Task to carry out:
Copy out lines with the word "icon" from the material that follows.

Data entries:
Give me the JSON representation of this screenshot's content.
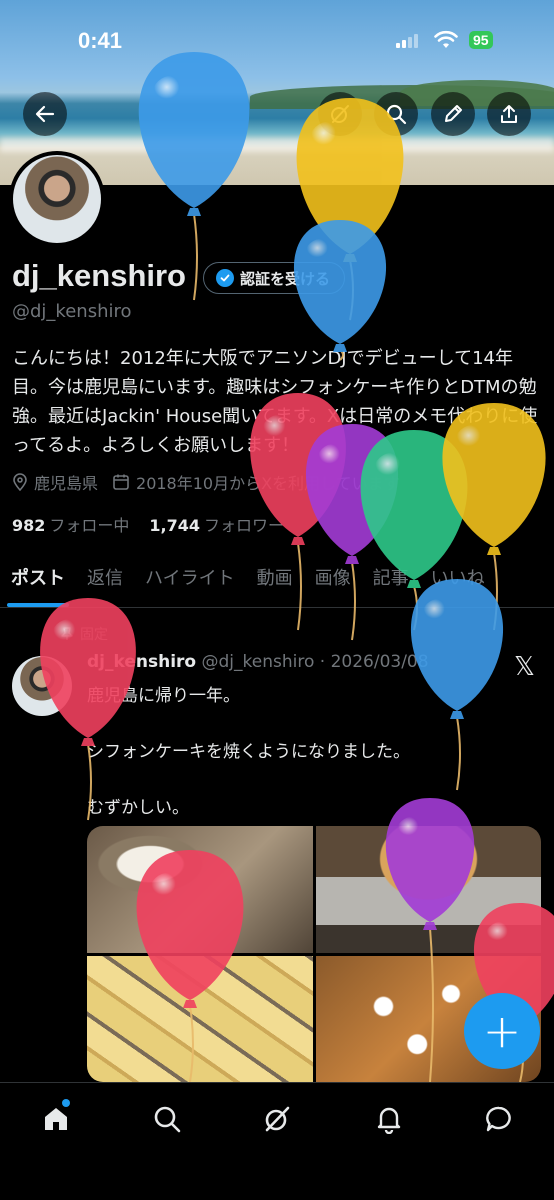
{
  "status_bar": {
    "time": "0:41",
    "battery": "95"
  },
  "header_actions": [
    "back-icon",
    "grok-icon",
    "search-icon",
    "edit-icon",
    "share-icon"
  ],
  "profile": {
    "name": "dj_kenshiro",
    "handle": "@dj_kenshiro",
    "verify_button": "認証を受ける",
    "bio": "こんにちは！2012年に大阪でアニソンDJでデビューして14年目。今は鹿児島にいます。趣味はシフォンケーキ作りとDTMの勉強。最近はJackin' House聞いてます。Xは日常のメモ代わりに使ってるよ。よろしくお願いします！",
    "location": "鹿児島県",
    "joined": "2018年10月からXを利用しています",
    "following_count": "982",
    "following_label": "フォロー中",
    "followers_count": "1,744",
    "followers_label": "フォロワー"
  },
  "tabs": [
    "ポスト",
    "返信",
    "ハイライト",
    "動画",
    "画像",
    "記事",
    "いいね"
  ],
  "pinned_post": {
    "pinned_label": "固定",
    "author_name": "dj_kenshiro",
    "author_handle": "@dj_kenshiro",
    "date": "· 2026/03/08",
    "text": "鹿児島に帰り一年。\n\nシフォンケーキを焼くようになりました。\n\nむずかしい。",
    "media_count": 4
  },
  "fab_label": "+",
  "bottom_nav": [
    "home-icon",
    "search-icon",
    "grok-icon",
    "notifications-icon",
    "messages-icon"
  ],
  "colors": {
    "accent": "#1d9bf0",
    "background": "#000000",
    "secondary_text": "#71767b",
    "balloon_blue": "#3d9be9",
    "balloon_yellow": "#f2c11c",
    "balloon_red": "#f0415f",
    "balloon_purple": "#a33cd6",
    "balloon_green": "#2ec98a"
  }
}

Written response:
    "back-icon",
    "grok-icon",
    "search-icon",
    "edit-icon",
    "share-icon"
    "home-icon",
    "search-icon",
    "grok-icon",
    "notifications-icon",
    "messages-icon"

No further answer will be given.